| MATERIAL FOR THIS EXERCISE |
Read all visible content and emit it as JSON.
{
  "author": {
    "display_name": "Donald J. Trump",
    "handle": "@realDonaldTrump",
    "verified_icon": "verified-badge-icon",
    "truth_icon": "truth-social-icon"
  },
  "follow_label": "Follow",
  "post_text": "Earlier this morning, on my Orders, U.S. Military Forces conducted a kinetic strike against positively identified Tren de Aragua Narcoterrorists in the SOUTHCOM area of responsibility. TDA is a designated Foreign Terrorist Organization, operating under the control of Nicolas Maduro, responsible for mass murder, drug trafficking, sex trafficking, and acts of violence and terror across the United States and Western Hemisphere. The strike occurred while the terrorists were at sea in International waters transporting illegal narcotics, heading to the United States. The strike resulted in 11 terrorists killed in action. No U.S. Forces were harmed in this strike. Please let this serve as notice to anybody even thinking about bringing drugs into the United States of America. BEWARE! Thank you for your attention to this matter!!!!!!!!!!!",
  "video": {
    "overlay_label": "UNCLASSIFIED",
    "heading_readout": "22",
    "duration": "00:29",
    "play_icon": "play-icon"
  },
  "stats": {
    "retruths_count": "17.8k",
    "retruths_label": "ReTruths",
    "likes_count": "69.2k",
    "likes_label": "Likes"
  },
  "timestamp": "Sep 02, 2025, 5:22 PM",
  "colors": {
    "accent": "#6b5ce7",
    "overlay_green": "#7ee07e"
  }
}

| PROBLEM REQUIREMENTS |
Print out all the entries precisely as written.

| THE OUTPUT |
Read all visible content and emit it as JSON.
{
  "author": {
    "display_name": "Donald J. Trump",
    "handle": "@realDonaldTrump",
    "verified_icon": "verified-badge-icon",
    "truth_icon": "truth-social-icon"
  },
  "follow_label": "Follow",
  "post_text": "Earlier this morning, on my Orders, U.S. Military Forces conducted a kinetic strike against positively identified Tren de Aragua Narcoterrorists in the SOUTHCOM area of responsibility. TDA is a designated Foreign Terrorist Organization, operating under the control of Nicolas Maduro, responsible for mass murder, drug trafficking, sex trafficking, and acts of violence and terror across the United States and Western Hemisphere. The strike occurred while the terrorists were at sea in International waters transporting illegal narcotics, heading to the United States. The strike resulted in 11 terrorists killed in action. No U.S. Forces were harmed in this strike. Please let this serve as notice to anybody even thinking about bringing drugs into the United States of America. BEWARE! Thank you for your attention to this matter!!!!!!!!!!!",
  "video": {
    "overlay_label": "UNCLASSIFIED",
    "heading_readout": "22",
    "duration": "00:29",
    "play_icon": "play-icon"
  },
  "stats": {
    "retruths_count": "17.8k",
    "retruths_label": "ReTruths",
    "likes_count": "69.2k",
    "likes_label": "Likes"
  },
  "timestamp": "Sep 02, 2025, 5:22 PM",
  "colors": {
    "accent": "#6b5ce7",
    "overlay_green": "#7ee07e"
  }
}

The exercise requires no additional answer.